__Task item__: The answer should contain all of the data, retyped without any alteration.

__Input__:
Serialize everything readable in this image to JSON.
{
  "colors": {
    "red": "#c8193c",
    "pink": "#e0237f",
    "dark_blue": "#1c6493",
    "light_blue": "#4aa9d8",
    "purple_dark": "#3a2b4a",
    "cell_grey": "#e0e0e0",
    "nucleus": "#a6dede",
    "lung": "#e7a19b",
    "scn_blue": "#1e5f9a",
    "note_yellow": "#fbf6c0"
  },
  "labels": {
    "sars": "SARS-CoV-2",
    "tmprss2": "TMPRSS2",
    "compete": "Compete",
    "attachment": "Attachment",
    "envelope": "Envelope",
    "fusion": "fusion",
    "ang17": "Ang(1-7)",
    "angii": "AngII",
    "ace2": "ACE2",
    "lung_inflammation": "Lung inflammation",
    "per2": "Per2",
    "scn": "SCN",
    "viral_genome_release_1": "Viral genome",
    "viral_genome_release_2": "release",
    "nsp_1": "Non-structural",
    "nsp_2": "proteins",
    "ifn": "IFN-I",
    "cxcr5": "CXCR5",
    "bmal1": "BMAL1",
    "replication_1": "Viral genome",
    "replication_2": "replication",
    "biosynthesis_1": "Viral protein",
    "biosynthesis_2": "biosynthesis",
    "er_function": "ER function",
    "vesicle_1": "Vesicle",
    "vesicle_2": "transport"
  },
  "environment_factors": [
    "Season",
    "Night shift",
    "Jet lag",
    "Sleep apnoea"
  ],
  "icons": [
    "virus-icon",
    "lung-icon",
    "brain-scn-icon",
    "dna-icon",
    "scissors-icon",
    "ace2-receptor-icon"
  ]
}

__Answer box__:
Serialize everything readable in this image to JSON.
{
  "colors": {
    "red": "#c8193c",
    "pink": "#e0237f",
    "dark_blue": "#1c6493",
    "light_blue": "#4aa9d8",
    "purple_dark": "#3a2b4a",
    "cell_grey": "#e0e0e0",
    "nucleus": "#a6dede",
    "lung": "#e7a19b",
    "scn_blue": "#1e5f9a",
    "note_yellow": "#fbf6c0"
  },
  "labels": {
    "sars": "SARS-CoV-2",
    "tmprss2": "TMPRSS2",
    "compete": "Compete",
    "attachment": "Attachment",
    "envelope": "Envelope",
    "fusion": "fusion",
    "ang17": "Ang(1-7)",
    "angii": "AngII",
    "ace2": "ACE2",
    "lung_inflammation": "Lung inflammation",
    "per2": "Per2",
    "scn": "SCN",
    "viral_genome_release_1": "Viral genome",
    "viral_genome_release_2": "release",
    "nsp_1": "Non-structural",
    "nsp_2": "proteins",
    "ifn": "IFN-I",
    "cxcr5": "CXCR5",
    "bmal1": "BMAL1",
    "replication_1": "Viral genome",
    "replication_2": "replication",
    "biosynthesis_1": "Viral protein",
    "biosynthesis_2": "biosynthesis",
    "er_function": "ER function",
    "vesicle_1": "Vesicle",
    "vesicle_2": "transport"
  },
  "environment_factors": [
    "Season",
    "Night shift",
    "Jet lag",
    "Sleep apnoea"
  ],
  "icons": [
    "virus-icon",
    "lung-icon",
    "brain-scn-icon",
    "dna-icon",
    "scissors-icon",
    "ace2-receptor-icon"
  ]
}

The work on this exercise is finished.